INFORMATION GIVEN:

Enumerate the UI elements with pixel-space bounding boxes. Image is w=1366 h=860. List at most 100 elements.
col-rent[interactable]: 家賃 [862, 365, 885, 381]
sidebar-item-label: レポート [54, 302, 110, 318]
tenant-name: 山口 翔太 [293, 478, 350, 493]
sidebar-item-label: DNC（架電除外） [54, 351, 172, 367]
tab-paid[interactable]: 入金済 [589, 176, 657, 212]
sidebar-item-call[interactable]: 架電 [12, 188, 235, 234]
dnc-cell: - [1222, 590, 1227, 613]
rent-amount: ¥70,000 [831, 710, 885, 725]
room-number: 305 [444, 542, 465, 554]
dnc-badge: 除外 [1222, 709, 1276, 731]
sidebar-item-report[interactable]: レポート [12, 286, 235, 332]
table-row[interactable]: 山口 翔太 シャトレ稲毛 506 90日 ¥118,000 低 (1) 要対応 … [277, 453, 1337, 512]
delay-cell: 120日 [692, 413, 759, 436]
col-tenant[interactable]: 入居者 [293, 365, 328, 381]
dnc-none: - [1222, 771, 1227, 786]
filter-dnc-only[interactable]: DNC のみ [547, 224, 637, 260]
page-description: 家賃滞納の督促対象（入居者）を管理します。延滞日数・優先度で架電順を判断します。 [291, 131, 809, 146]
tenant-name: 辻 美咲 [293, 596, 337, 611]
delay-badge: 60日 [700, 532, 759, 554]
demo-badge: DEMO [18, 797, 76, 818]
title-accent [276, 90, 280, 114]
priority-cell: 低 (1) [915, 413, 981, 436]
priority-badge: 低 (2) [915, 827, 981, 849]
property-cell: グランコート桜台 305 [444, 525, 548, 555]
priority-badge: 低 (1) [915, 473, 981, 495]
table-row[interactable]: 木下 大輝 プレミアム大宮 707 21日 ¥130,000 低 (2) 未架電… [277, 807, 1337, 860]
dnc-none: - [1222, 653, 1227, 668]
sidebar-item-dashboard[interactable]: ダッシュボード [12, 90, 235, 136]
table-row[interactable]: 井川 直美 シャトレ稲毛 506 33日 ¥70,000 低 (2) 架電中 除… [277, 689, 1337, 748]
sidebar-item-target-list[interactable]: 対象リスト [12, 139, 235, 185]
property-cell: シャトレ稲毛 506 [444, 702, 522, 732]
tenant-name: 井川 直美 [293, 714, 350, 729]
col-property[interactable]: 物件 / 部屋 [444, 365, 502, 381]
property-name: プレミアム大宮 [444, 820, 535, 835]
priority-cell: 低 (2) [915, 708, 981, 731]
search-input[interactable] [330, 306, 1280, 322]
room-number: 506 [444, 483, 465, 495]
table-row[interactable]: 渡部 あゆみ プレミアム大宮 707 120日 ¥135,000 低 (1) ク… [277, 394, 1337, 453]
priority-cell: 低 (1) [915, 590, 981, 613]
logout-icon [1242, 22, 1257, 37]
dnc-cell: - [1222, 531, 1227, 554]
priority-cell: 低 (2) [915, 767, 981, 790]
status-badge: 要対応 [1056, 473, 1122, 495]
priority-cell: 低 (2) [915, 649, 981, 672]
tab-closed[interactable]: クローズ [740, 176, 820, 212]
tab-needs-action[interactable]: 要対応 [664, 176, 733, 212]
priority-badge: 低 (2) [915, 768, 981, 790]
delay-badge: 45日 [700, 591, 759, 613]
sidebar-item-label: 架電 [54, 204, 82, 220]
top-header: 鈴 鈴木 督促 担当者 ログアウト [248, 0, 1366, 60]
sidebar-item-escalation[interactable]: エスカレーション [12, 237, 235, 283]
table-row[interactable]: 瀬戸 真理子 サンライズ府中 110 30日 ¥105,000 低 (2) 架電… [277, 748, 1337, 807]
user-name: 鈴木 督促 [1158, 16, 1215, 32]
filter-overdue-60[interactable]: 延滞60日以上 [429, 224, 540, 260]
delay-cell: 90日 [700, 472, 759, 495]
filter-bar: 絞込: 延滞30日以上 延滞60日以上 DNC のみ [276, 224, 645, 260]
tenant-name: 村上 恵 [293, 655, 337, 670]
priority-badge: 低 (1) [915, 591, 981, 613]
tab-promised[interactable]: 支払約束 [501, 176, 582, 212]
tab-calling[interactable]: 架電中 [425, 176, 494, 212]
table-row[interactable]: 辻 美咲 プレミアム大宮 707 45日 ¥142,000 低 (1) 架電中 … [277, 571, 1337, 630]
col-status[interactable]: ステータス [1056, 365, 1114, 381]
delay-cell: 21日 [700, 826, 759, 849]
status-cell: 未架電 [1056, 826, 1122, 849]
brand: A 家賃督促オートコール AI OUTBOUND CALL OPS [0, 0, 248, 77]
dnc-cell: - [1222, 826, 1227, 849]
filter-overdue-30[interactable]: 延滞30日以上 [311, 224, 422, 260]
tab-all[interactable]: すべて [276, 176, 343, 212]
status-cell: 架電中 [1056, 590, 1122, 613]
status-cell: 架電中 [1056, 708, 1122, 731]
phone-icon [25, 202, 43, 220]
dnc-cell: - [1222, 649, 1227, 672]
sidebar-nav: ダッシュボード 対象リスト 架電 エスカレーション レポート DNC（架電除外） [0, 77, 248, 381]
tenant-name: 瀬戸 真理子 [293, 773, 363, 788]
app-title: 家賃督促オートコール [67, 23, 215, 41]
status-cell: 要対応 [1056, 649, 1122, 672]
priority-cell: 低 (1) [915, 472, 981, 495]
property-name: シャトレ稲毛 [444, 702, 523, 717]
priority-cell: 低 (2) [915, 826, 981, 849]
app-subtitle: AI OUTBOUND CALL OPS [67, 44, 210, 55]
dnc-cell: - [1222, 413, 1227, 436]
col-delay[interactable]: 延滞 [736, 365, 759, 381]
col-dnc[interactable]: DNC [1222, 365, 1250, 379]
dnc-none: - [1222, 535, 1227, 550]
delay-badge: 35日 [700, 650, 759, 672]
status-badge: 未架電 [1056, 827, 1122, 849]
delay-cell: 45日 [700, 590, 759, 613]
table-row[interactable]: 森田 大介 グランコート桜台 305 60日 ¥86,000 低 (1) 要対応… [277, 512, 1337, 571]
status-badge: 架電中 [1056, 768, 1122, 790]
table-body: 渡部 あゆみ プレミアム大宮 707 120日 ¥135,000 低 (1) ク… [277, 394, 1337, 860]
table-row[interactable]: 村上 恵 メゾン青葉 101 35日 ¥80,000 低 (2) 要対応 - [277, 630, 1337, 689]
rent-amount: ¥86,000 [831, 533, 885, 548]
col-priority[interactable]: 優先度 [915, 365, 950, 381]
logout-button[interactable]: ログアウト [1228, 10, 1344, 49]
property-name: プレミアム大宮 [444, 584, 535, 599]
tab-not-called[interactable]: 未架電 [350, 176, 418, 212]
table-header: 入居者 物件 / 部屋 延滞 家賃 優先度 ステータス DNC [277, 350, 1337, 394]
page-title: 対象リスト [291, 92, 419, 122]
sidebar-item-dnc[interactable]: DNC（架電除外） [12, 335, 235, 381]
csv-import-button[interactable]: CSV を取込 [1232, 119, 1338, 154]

THE EXERCISE: Could you transcribe the entire listing above line for line, keeping every character, number and bracket unchanged?

ANSWER FOR THE TASK:
Enumerate the UI elements with pixel-space bounding boxes. Image is w=1366 h=860. List at most 100 elements.
col-rent[interactable]: 家賃 [862, 365, 885, 381]
sidebar-item-label: レポート [54, 302, 110, 318]
tenant-name: 山口 翔太 [293, 478, 350, 493]
sidebar-item-label: DNC（架電除外） [54, 351, 172, 367]
tab-paid[interactable]: 入金済 [589, 176, 657, 212]
sidebar-item-call[interactable]: 架電 [12, 188, 235, 234]
dnc-cell: - [1222, 590, 1227, 613]
rent-amount: ¥70,000 [831, 710, 885, 725]
room-number: 305 [444, 542, 465, 554]
dnc-badge: 除外 [1222, 709, 1276, 731]
sidebar-item-report[interactable]: レポート [12, 286, 235, 332]
table-row[interactable]: 山口 翔太 シャトレ稲毛 506 90日 ¥118,000 低 (1) 要対応 … [277, 453, 1337, 512]
delay-cell: 120日 [692, 413, 759, 436]
col-tenant[interactable]: 入居者 [293, 365, 328, 381]
dnc-none: - [1222, 771, 1227, 786]
filter-dnc-only[interactable]: DNC のみ [547, 224, 637, 260]
page-description: 家賃滞納の督促対象（入居者）を管理します。延滞日数・優先度で架電順を判断します。 [291, 131, 809, 146]
tenant-name: 辻 美咲 [293, 596, 337, 611]
delay-badge: 60日 [700, 532, 759, 554]
demo-badge: DEMO [18, 797, 76, 818]
title-accent [276, 90, 280, 114]
priority-cell: 低 (1) [915, 413, 981, 436]
priority-badge: 低 (2) [915, 827, 981, 849]
property-cell: グランコート桜台 305 [444, 525, 548, 555]
priority-badge: 低 (1) [915, 473, 981, 495]
table-row[interactable]: 木下 大輝 プレミアム大宮 707 21日 ¥130,000 低 (2) 未架電… [277, 807, 1337, 860]
dnc-none: - [1222, 653, 1227, 668]
sidebar-item-dashboard[interactable]: ダッシュボード [12, 90, 235, 136]
table-row[interactable]: 井川 直美 シャトレ稲毛 506 33日 ¥70,000 低 (2) 架電中 除… [277, 689, 1337, 748]
sidebar-item-target-list[interactable]: 対象リスト [12, 139, 235, 185]
property-cell: シャトレ稲毛 506 [444, 702, 522, 732]
tenant-name: 井川 直美 [293, 714, 350, 729]
col-property[interactable]: 物件 / 部屋 [444, 365, 502, 381]
property-name: プレミアム大宮 [444, 820, 535, 835]
priority-cell: 低 (2) [915, 708, 981, 731]
search-input[interactable] [330, 306, 1280, 322]
room-number: 506 [444, 483, 465, 495]
table-row[interactable]: 渡部 あゆみ プレミアム大宮 707 120日 ¥135,000 低 (1) ク… [277, 394, 1337, 453]
priority-cell: 低 (1) [915, 590, 981, 613]
logout-icon [1242, 22, 1257, 37]
dnc-cell: - [1222, 531, 1227, 554]
priority-cell: 低 (2) [915, 767, 981, 790]
status-badge: 要対応 [1056, 473, 1122, 495]
priority-cell: 低 (2) [915, 649, 981, 672]
tab-closed[interactable]: クローズ [740, 176, 820, 212]
tab-needs-action[interactable]: 要対応 [664, 176, 733, 212]
priority-badge: 低 (2) [915, 768, 981, 790]
delay-badge: 45日 [700, 591, 759, 613]
sidebar-item-label: 架電 [54, 204, 82, 220]
top-header: 鈴 鈴木 督促 担当者 ログアウト [248, 0, 1366, 60]
sidebar-item-escalation[interactable]: エスカレーション [12, 237, 235, 283]
table-row[interactable]: 瀬戸 真理子 サンライズ府中 110 30日 ¥105,000 低 (2) 架電… [277, 748, 1337, 807]
user-name: 鈴木 督促 [1158, 16, 1215, 32]
filter-overdue-60[interactable]: 延滞60日以上 [429, 224, 540, 260]
delay-cell: 90日 [700, 472, 759, 495]
filter-bar: 絞込: 延滞30日以上 延滞60日以上 DNC のみ [276, 224, 645, 260]
tenant-name: 村上 恵 [293, 655, 337, 670]
priority-badge: 低 (1) [915, 591, 981, 613]
tab-promised[interactable]: 支払約束 [501, 176, 582, 212]
tab-calling[interactable]: 架電中 [425, 176, 494, 212]
table-row[interactable]: 辻 美咲 プレミアム大宮 707 45日 ¥142,000 低 (1) 架電中 … [277, 571, 1337, 630]
col-status[interactable]: ステータス [1056, 365, 1114, 381]
delay-cell: 21日 [700, 826, 759, 849]
status-cell: 未架電 [1056, 826, 1122, 849]
brand: A 家賃督促オートコール AI OUTBOUND CALL OPS [0, 0, 248, 77]
dnc-cell: - [1222, 826, 1227, 849]
filter-overdue-30[interactable]: 延滞30日以上 [311, 224, 422, 260]
tab-all[interactable]: すべて [276, 176, 343, 212]
status-cell: 架電中 [1056, 590, 1122, 613]
status-cell: 架電中 [1056, 708, 1122, 731]
phone-icon [25, 202, 43, 220]
dnc-cell: - [1222, 649, 1227, 672]
sidebar-nav: ダッシュボード 対象リスト 架電 エスカレーション レポート DNC（架電除外） [0, 77, 248, 381]
tenant-name: 瀬戸 真理子 [293, 773, 363, 788]
app-title: 家賃督促オートコール [67, 23, 215, 41]
status-cell: 要対応 [1056, 649, 1122, 672]
priority-cell: 低 (1) [915, 472, 981, 495]
property-name: シャトレ稲毛 [444, 702, 523, 717]
priority-cell: 低 (2) [915, 826, 981, 849]
app-subtitle: AI OUTBOUND CALL OPS [67, 44, 210, 55]
dnc-cell: - [1222, 413, 1227, 436]
col-delay[interactable]: 延滞 [736, 365, 759, 381]
col-dnc[interactable]: DNC [1222, 365, 1250, 379]
dnc-none: - [1222, 535, 1227, 550]
delay-badge: 35日 [700, 650, 759, 672]
status-badge: 未架電 [1056, 827, 1122, 849]
delay-cell: 45日 [700, 590, 759, 613]
table-row[interactable]: 森田 大介 グランコート桜台 305 60日 ¥86,000 低 (1) 要対応… [277, 512, 1337, 571]
status-badge: 架電中 [1056, 768, 1122, 790]
table-body: 渡部 あゆみ プレミアム大宮 707 120日 ¥135,000 低 (1) ク… [277, 394, 1337, 860]
table-row[interactable]: 村上 恵 メゾン青葉 101 35日 ¥80,000 低 (2) 要対応 - [277, 630, 1337, 689]
rent-amount: ¥86,000 [831, 533, 885, 548]
col-priority[interactable]: 優先度 [915, 365, 950, 381]
logout-button[interactable]: ログアウト [1228, 10, 1344, 49]
property-name: プレミアム大宮 [444, 584, 535, 599]
tab-not-called[interactable]: 未架電 [350, 176, 418, 212]
table-header: 入居者 物件 / 部屋 延滞 家賃 優先度 ステータス DNC [277, 350, 1337, 394]
page-title: 対象リスト [291, 92, 419, 122]
sidebar-item-dnc[interactable]: DNC（架電除外） [12, 335, 235, 381]
csv-import-button[interactable]: CSV を取込 [1232, 119, 1338, 154]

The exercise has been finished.